● What you are asked to do: Copy out the lines that have "replies" in them.

● The records:

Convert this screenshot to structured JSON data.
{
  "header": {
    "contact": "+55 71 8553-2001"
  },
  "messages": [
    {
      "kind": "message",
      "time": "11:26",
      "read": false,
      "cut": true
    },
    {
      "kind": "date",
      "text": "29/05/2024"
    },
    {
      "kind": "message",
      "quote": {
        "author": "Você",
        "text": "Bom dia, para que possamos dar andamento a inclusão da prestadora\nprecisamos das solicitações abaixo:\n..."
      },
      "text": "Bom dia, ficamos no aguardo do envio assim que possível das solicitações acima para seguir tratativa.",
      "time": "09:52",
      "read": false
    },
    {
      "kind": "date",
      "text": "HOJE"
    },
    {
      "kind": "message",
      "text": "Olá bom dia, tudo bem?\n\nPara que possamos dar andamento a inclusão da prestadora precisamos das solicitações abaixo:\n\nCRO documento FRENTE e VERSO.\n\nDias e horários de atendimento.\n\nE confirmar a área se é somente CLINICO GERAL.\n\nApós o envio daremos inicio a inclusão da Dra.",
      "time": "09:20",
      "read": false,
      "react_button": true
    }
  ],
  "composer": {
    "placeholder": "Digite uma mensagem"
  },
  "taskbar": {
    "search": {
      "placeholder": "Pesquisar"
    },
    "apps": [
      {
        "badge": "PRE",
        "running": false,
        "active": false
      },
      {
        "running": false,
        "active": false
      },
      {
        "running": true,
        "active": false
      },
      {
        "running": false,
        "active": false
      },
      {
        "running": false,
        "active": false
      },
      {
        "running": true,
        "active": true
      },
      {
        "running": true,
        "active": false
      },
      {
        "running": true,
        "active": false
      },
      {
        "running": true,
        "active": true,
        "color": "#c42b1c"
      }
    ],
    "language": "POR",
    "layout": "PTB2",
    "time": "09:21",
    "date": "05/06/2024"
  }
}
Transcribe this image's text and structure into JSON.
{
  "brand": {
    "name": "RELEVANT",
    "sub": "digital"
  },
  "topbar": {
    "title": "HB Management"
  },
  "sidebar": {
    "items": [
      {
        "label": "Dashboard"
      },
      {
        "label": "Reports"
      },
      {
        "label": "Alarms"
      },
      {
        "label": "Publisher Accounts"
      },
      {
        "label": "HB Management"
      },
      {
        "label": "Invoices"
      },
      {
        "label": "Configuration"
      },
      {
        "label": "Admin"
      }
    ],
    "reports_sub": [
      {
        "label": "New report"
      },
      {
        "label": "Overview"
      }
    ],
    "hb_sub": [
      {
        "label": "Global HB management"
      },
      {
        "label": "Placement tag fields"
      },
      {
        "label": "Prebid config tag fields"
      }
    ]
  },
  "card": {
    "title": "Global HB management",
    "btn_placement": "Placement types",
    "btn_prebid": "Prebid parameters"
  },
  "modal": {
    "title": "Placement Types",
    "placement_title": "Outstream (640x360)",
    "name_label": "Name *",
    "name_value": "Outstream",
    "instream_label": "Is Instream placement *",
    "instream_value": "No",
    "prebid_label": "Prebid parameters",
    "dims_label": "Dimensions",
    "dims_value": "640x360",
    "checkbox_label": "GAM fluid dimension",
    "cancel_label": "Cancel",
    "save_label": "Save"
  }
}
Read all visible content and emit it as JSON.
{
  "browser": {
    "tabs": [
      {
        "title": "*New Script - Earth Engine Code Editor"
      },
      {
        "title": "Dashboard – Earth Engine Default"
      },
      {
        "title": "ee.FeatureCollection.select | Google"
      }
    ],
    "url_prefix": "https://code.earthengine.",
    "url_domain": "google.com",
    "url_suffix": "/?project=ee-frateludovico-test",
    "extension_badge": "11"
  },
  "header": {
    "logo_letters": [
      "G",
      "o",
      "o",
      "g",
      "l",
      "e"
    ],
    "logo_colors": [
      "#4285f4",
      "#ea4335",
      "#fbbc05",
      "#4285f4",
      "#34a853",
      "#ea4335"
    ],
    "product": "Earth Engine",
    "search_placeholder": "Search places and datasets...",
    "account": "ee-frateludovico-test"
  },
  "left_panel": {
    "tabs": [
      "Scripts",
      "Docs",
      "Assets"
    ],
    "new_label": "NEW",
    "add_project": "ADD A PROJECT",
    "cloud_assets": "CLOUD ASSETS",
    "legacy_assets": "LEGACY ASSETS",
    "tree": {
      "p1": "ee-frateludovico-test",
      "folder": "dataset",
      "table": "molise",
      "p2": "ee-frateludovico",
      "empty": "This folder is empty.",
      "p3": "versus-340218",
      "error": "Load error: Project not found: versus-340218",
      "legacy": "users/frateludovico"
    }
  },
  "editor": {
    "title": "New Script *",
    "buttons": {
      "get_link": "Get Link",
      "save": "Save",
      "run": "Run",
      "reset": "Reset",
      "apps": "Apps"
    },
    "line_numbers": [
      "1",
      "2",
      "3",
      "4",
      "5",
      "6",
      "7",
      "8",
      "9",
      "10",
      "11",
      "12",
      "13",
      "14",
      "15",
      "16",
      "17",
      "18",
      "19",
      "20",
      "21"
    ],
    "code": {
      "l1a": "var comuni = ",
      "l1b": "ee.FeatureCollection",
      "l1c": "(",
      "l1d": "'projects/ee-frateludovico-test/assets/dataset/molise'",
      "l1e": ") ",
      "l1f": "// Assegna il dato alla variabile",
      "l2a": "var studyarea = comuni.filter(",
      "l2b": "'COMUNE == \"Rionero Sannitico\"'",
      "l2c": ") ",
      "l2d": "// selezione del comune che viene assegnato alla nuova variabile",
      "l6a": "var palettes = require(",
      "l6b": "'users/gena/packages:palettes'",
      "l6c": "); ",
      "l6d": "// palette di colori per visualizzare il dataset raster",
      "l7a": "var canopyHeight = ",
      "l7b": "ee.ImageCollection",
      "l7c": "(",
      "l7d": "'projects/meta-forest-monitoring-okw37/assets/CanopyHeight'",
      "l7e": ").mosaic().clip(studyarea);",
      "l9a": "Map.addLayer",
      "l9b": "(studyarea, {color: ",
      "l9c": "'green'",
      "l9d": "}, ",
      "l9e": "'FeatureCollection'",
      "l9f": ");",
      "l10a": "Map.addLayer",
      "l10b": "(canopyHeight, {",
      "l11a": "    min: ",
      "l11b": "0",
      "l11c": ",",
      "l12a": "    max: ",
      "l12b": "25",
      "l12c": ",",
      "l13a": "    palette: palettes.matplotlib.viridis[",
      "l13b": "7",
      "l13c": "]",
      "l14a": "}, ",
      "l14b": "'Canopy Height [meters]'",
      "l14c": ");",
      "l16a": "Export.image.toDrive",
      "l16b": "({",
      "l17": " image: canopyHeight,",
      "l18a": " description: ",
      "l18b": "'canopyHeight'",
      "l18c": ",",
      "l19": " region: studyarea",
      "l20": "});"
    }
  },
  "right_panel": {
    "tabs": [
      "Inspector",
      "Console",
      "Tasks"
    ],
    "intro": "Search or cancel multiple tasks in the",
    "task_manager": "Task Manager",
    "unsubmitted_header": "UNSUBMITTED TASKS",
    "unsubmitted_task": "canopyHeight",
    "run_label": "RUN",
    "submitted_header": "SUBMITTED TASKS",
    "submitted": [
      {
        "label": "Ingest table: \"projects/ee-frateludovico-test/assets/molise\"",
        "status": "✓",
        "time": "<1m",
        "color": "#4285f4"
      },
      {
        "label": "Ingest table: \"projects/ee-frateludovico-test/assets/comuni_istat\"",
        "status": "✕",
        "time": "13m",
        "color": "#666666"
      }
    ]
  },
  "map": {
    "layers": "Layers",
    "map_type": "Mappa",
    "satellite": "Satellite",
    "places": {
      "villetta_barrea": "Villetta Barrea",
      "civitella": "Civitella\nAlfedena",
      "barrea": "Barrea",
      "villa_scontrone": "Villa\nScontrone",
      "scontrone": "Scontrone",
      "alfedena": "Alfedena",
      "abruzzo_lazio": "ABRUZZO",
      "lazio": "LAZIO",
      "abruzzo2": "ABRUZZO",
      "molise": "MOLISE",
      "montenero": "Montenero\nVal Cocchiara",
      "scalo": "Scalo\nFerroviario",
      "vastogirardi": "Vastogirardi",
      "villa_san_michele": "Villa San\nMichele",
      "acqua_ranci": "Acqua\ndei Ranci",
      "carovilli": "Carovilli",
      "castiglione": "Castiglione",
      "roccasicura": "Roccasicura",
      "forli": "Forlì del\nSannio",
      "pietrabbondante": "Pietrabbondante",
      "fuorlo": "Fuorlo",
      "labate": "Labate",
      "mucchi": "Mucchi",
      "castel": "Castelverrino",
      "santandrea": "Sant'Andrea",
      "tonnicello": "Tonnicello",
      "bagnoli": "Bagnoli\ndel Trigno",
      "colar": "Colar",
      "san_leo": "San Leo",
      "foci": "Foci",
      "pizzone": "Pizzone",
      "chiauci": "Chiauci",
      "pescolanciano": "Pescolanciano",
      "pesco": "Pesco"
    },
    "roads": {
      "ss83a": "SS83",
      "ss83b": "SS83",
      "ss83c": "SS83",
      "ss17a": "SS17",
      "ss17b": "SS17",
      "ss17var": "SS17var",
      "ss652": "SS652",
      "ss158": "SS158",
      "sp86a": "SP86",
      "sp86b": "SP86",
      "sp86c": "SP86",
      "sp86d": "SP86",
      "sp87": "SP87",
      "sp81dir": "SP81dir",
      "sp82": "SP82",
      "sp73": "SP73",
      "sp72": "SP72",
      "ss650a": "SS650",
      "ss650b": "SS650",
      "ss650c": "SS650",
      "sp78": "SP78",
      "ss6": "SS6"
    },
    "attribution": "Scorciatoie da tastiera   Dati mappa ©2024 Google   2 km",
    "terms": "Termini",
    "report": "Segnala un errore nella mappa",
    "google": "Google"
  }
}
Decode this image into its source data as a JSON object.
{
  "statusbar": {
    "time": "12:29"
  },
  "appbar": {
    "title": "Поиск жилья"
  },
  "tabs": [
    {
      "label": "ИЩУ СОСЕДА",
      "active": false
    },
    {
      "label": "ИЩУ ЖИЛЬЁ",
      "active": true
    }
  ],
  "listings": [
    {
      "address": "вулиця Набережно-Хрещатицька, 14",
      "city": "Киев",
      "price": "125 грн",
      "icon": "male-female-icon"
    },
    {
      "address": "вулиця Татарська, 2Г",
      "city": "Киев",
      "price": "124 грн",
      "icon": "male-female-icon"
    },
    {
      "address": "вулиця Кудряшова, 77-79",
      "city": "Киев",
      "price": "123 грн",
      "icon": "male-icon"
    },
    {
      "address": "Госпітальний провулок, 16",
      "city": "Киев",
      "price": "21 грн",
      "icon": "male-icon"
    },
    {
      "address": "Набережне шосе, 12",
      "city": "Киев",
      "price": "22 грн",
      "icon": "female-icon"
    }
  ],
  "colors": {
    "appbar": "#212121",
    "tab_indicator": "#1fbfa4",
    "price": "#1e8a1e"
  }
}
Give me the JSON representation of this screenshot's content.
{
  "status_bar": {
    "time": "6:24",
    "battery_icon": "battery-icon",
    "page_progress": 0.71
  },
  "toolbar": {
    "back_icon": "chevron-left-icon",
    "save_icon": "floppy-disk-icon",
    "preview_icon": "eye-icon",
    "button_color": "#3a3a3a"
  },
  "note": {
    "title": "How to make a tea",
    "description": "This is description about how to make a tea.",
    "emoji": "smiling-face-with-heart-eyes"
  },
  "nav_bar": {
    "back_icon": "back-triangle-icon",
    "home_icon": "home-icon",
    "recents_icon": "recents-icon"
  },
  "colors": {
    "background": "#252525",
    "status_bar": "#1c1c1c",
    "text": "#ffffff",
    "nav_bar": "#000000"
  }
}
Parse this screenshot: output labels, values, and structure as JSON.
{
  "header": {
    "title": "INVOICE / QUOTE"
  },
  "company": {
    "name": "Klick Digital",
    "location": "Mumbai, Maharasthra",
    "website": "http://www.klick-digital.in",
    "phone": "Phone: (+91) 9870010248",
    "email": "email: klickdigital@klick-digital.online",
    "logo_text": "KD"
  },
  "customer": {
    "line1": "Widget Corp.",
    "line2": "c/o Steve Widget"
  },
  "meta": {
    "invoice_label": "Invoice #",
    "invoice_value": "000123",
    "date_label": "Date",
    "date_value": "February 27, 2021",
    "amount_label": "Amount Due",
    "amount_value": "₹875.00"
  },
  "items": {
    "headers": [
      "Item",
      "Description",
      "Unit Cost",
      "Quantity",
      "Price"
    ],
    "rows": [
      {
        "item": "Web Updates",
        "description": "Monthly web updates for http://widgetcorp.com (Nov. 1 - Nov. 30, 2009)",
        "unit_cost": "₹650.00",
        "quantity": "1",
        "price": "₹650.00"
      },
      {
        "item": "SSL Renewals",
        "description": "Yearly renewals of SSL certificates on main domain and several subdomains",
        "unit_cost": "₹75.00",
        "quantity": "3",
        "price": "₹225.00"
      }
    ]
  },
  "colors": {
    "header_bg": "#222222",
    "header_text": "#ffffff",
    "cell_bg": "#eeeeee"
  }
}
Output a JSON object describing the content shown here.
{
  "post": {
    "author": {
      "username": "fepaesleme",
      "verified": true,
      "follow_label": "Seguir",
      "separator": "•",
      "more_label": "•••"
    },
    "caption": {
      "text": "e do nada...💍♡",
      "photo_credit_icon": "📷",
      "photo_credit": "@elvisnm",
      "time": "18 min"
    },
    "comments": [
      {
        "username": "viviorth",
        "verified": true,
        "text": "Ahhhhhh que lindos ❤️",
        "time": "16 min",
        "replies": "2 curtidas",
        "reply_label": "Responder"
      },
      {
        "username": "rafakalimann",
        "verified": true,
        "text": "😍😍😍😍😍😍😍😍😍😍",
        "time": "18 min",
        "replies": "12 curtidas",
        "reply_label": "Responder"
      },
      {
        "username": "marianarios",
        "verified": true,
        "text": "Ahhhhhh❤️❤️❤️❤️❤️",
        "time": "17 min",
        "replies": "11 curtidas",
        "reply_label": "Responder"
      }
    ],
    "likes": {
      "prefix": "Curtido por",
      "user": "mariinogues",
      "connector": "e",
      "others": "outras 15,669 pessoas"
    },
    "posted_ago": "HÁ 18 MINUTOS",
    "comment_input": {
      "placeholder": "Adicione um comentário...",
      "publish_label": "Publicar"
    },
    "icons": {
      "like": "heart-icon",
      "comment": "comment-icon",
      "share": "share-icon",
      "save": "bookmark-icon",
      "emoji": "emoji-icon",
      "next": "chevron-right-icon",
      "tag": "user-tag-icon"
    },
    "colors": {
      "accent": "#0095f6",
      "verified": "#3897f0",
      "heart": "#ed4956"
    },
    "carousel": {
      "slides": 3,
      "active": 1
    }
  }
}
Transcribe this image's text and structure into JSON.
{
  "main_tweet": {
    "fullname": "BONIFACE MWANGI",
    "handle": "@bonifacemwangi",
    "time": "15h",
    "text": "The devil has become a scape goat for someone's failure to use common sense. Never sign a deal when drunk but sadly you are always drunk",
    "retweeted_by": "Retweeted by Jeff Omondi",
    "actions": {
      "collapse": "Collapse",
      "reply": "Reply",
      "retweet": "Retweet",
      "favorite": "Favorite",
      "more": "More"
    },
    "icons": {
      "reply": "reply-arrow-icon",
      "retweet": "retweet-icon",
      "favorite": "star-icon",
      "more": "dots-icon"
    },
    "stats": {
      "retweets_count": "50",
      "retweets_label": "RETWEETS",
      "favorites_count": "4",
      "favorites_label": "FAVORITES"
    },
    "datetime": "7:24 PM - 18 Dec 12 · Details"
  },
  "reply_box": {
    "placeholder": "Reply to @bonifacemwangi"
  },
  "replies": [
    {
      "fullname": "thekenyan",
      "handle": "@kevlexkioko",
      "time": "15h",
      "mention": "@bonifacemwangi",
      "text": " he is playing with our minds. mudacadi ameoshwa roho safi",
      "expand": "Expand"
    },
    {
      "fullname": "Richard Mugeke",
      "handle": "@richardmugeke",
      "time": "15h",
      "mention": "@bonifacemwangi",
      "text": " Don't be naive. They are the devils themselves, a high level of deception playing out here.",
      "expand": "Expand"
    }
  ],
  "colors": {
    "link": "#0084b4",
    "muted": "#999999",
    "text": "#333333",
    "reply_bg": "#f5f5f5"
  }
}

● Answer to this exercise:
        "replies": "2 curtidas",
        "replies": "12 curtidas",
        "replies": "11 curtidas",
  "replies": [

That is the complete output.